The problem
Pull every line of the entries that has the word "беше".

Entries provided
══════════════════════════════

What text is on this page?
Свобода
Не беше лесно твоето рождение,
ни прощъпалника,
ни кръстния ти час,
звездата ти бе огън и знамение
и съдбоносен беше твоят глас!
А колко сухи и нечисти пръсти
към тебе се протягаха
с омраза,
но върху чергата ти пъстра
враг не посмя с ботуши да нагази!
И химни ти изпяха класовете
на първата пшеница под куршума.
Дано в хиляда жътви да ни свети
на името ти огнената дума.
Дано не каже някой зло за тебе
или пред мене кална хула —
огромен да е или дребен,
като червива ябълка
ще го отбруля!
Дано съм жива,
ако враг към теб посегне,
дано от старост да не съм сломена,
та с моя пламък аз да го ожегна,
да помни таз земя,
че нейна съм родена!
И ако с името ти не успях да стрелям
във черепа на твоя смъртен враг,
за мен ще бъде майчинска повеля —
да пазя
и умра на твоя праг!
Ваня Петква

══════════════════════════════

In response
Не беше лесно твоето рождение,
и съдбоносен беше твоят глас!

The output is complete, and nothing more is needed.